Print every line of the listing exactly, please.
--- START OF DATASET ENTRIES ---
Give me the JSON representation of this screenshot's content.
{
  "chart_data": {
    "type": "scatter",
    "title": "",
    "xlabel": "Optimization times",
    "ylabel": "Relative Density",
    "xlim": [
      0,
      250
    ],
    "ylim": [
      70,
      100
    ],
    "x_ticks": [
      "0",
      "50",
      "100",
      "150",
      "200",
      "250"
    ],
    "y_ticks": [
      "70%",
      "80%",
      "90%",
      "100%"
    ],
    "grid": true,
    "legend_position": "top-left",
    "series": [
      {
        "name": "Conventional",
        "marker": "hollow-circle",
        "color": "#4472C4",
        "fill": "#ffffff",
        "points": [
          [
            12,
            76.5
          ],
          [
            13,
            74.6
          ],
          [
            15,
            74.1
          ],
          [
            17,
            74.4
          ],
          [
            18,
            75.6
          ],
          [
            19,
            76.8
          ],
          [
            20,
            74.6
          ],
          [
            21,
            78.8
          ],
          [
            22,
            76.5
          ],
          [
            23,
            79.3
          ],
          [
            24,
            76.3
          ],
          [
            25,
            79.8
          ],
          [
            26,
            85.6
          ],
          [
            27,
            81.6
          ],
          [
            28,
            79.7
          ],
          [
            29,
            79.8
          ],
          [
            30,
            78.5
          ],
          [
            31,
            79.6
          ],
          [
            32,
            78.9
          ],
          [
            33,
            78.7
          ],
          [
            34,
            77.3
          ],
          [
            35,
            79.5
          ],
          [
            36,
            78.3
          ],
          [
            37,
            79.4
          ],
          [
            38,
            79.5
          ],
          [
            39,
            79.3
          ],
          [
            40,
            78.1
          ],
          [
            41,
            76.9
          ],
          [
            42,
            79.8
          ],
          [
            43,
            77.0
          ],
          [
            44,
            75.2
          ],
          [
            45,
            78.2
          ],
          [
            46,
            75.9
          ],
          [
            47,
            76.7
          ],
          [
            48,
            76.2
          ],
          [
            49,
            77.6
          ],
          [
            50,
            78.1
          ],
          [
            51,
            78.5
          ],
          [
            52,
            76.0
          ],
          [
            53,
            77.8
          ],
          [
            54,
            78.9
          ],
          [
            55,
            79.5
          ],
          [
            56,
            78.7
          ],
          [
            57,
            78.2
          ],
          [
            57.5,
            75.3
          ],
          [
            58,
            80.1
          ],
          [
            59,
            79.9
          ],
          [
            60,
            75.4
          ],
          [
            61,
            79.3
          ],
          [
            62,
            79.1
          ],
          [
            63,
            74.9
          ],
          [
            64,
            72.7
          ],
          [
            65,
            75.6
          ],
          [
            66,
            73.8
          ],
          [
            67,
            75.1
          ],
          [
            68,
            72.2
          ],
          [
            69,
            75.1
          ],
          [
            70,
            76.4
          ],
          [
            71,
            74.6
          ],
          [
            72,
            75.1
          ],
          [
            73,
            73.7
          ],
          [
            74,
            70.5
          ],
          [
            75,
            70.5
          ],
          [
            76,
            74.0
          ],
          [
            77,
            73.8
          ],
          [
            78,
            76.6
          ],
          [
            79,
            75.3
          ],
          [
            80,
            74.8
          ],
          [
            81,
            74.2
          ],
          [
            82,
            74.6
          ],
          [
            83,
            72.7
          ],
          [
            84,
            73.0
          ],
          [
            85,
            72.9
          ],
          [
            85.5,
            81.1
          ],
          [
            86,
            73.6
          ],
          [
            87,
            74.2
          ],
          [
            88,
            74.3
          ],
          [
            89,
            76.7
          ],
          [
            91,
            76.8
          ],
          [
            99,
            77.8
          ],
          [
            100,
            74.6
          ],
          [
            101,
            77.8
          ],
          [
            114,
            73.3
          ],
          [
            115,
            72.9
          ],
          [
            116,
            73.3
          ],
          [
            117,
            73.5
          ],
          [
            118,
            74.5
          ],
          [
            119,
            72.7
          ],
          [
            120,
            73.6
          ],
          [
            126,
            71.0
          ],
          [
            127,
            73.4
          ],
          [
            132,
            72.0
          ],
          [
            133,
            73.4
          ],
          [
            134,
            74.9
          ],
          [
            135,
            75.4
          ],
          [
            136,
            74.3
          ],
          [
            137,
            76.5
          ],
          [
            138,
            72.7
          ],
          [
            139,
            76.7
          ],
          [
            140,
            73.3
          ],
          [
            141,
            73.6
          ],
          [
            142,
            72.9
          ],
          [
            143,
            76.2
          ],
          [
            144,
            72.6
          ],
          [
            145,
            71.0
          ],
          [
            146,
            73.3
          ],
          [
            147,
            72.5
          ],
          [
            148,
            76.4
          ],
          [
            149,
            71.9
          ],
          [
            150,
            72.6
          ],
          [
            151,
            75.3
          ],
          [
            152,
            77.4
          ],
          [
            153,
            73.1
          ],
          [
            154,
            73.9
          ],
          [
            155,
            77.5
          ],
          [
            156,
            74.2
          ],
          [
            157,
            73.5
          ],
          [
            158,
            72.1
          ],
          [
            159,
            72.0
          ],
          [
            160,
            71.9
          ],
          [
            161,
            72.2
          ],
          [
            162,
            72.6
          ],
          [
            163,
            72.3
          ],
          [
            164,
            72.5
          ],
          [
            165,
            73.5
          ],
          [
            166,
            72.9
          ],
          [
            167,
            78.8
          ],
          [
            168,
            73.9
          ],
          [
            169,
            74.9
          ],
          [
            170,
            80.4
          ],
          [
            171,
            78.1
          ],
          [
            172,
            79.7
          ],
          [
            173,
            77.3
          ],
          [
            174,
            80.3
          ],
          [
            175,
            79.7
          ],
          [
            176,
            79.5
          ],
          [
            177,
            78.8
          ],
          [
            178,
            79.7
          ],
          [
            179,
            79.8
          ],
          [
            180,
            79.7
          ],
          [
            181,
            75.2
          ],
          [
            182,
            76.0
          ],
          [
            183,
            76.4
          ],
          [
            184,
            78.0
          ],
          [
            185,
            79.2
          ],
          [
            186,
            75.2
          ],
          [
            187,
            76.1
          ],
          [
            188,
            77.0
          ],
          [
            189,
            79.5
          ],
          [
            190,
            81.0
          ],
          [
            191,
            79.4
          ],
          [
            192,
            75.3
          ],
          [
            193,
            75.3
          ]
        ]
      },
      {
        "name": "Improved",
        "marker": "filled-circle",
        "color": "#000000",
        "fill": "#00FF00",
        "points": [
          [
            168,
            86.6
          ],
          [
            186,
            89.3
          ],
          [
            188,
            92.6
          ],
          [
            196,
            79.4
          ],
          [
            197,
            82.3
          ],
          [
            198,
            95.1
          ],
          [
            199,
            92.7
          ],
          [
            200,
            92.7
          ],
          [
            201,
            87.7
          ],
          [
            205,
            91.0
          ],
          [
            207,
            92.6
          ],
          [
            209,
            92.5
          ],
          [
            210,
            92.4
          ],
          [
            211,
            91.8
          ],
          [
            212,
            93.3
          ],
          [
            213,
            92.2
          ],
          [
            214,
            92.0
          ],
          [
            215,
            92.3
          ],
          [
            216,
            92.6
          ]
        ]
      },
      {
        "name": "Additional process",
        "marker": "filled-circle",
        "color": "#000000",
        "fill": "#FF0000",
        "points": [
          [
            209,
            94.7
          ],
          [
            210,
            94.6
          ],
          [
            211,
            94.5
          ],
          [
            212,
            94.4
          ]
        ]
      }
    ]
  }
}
--- END OF DATASET ENTRIES ---
REPLY ▸
Give me the JSON representation of this screenshot's content.
{
  "chart_data": {
    "type": "scatter",
    "title": "",
    "xlabel": "Optimization times",
    "ylabel": "Relative Density",
    "xlim": [
      0,
      250
    ],
    "ylim": [
      70,
      100
    ],
    "x_ticks": [
      "0",
      "50",
      "100",
      "150",
      "200",
      "250"
    ],
    "y_ticks": [
      "70%",
      "80%",
      "90%",
      "100%"
    ],
    "grid": true,
    "legend_position": "top-left",
    "series": [
      {
        "name": "Conventional",
        "marker": "hollow-circle",
        "color": "#4472C4",
        "fill": "#ffffff",
        "points": [
          [
            12,
            76.5
          ],
          [
            13,
            74.6
          ],
          [
            15,
            74.1
          ],
          [
            17,
            74.4
          ],
          [
            18,
            75.6
          ],
          [
            19,
            76.8
          ],
          [
            20,
            74.6
          ],
          [
            21,
            78.8
          ],
          [
            22,
            76.5
          ],
          [
            23,
            79.3
          ],
          [
            24,
            76.3
          ],
          [
            25,
            79.8
          ],
          [
            26,
            85.6
          ],
          [
            27,
            81.6
          ],
          [
            28,
            79.7
          ],
          [
            29,
            79.8
          ],
          [
            30,
            78.5
          ],
          [
            31,
            79.6
          ],
          [
            32,
            78.9
          ],
          [
            33,
            78.7
          ],
          [
            34,
            77.3
          ],
          [
            35,
            79.5
          ],
          [
            36,
            78.3
          ],
          [
            37,
            79.4
          ],
          [
            38,
            79.5
          ],
          [
            39,
            79.3
          ],
          [
            40,
            78.1
          ],
          [
            41,
            76.9
          ],
          [
            42,
            79.8
          ],
          [
            43,
            77.0
          ],
          [
            44,
            75.2
          ],
          [
            45,
            78.2
          ],
          [
            46,
            75.9
          ],
          [
            47,
            76.7
          ],
          [
            48,
            76.2
          ],
          [
            49,
            77.6
          ],
          [
            50,
            78.1
          ],
          [
            51,
            78.5
          ],
          [
            52,
            76.0
          ],
          [
            53,
            77.8
          ],
          [
            54,
            78.9
          ],
          [
            55,
            79.5
          ],
          [
            56,
            78.7
          ],
          [
            57,
            78.2
          ],
          [
            57.5,
            75.3
          ],
          [
            58,
            80.1
          ],
          [
            59,
            79.9
          ],
          [
            60,
            75.4
          ],
          [
            61,
            79.3
          ],
          [
            62,
            79.1
          ],
          [
            63,
            74.9
          ],
          [
            64,
            72.7
          ],
          [
            65,
            75.6
          ],
          [
            66,
            73.8
          ],
          [
            67,
            75.1
          ],
          [
            68,
            72.2
          ],
          [
            69,
            75.1
          ],
          [
            70,
            76.4
          ],
          [
            71,
            74.6
          ],
          [
            72,
            75.1
          ],
          [
            73,
            73.7
          ],
          [
            74,
            70.5
          ],
          [
            75,
            70.5
          ],
          [
            76,
            74.0
          ],
          [
            77,
            73.8
          ],
          [
            78,
            76.6
          ],
          [
            79,
            75.3
          ],
          [
            80,
            74.8
          ],
          [
            81,
            74.2
          ],
          [
            82,
            74.6
          ],
          [
            83,
            72.7
          ],
          [
            84,
            73.0
          ],
          [
            85,
            72.9
          ],
          [
            85.5,
            81.1
          ],
          [
            86,
            73.6
          ],
          [
            87,
            74.2
          ],
          [
            88,
            74.3
          ],
          [
            89,
            76.7
          ],
          [
            91,
            76.8
          ],
          [
            99,
            77.8
          ],
          [
            100,
            74.6
          ],
          [
            101,
            77.8
          ],
          [
            114,
            73.3
          ],
          [
            115,
            72.9
          ],
          [
            116,
            73.3
          ],
          [
            117,
            73.5
          ],
          [
            118,
            74.5
          ],
          [
            119,
            72.7
          ],
          [
            120,
            73.6
          ],
          [
            126,
            71.0
          ],
          [
            127,
            73.4
          ],
          [
            132,
            72.0
          ],
          [
            133,
            73.4
          ],
          [
            134,
            74.9
          ],
          [
            135,
            75.4
          ],
          [
            136,
            74.3
          ],
          [
            137,
            76.5
          ],
          [
            138,
            72.7
          ],
          [
            139,
            76.7
          ],
          [
            140,
            73.3
          ],
          [
            141,
            73.6
          ],
          [
            142,
            72.9
          ],
          [
            143,
            76.2
          ],
          [
            144,
            72.6
          ],
          [
            145,
            71.0
          ],
          [
            146,
            73.3
          ],
          [
            147,
            72.5
          ],
          [
            148,
            76.4
          ],
          [
            149,
            71.9
          ],
          [
            150,
            72.6
          ],
          [
            151,
            75.3
          ],
          [
            152,
            77.4
          ],
          [
            153,
            73.1
          ],
          [
            154,
            73.9
          ],
          [
            155,
            77.5
          ],
          [
            156,
            74.2
          ],
          [
            157,
            73.5
          ],
          [
            158,
            72.1
          ],
          [
            159,
            72.0
          ],
          [
            160,
            71.9
          ],
          [
            161,
            72.2
          ],
          [
            162,
            72.6
          ],
          [
            163,
            72.3
          ],
          [
            164,
            72.5
          ],
          [
            165,
            73.5
          ],
          [
            166,
            72.9
          ],
          [
            167,
            78.8
          ],
          [
            168,
            73.9
          ],
          [
            169,
            74.9
          ],
          [
            170,
            80.4
          ],
          [
            171,
            78.1
          ],
          [
            172,
            79.7
          ],
          [
            173,
            77.3
          ],
          [
            174,
            80.3
          ],
          [
            175,
            79.7
          ],
          [
            176,
            79.5
          ],
          [
            177,
            78.8
          ],
          [
            178,
            79.7
          ],
          [
            179,
            79.8
          ],
          [
            180,
            79.7
          ],
          [
            181,
            75.2
          ],
          [
            182,
            76.0
          ],
          [
            183,
            76.4
          ],
          [
            184,
            78.0
          ],
          [
            185,
            79.2
          ],
          [
            186,
            75.2
          ],
          [
            187,
            76.1
          ],
          [
            188,
            77.0
          ],
          [
            189,
            79.5
          ],
          [
            190,
            81.0
          ],
          [
            191,
            79.4
          ],
          [
            192,
            75.3
          ],
          [
            193,
            75.3
          ]
        ]
      },
      {
        "name": "Improved",
        "marker": "filled-circle",
        "color": "#000000",
        "fill": "#00FF00",
        "points": [
          [
            168,
            86.6
          ],
          [
            186,
            89.3
          ],
          [
            188,
            92.6
          ],
          [
            196,
            79.4
          ],
          [
            197,
            82.3
          ],
          [
            198,
            95.1
          ],
          [
            199,
            92.7
          ],
          [
            200,
            92.7
          ],
          [
            201,
            87.7
          ],
          [
            205,
            91.0
          ],
          [
            207,
            92.6
          ],
          [
            209,
            92.5
          ],
          [
            210,
            92.4
          ],
          [
            211,
            91.8
          ],
          [
            212,
            93.3
          ],
          [
            213,
            92.2
          ],
          [
            214,
            92.0
          ],
          [
            215,
            92.3
          ],
          [
            216,
            92.6
          ]
        ]
      },
      {
        "name": "Additional process",
        "marker": "filled-circle",
        "color": "#000000",
        "fill": "#FF0000",
        "points": [
          [
            209,
            94.7
          ],
          [
            210,
            94.6
          ],
          [
            211,
            94.5
          ],
          [
            212,
            94.4
          ]
        ]
      }
    ]
  }
}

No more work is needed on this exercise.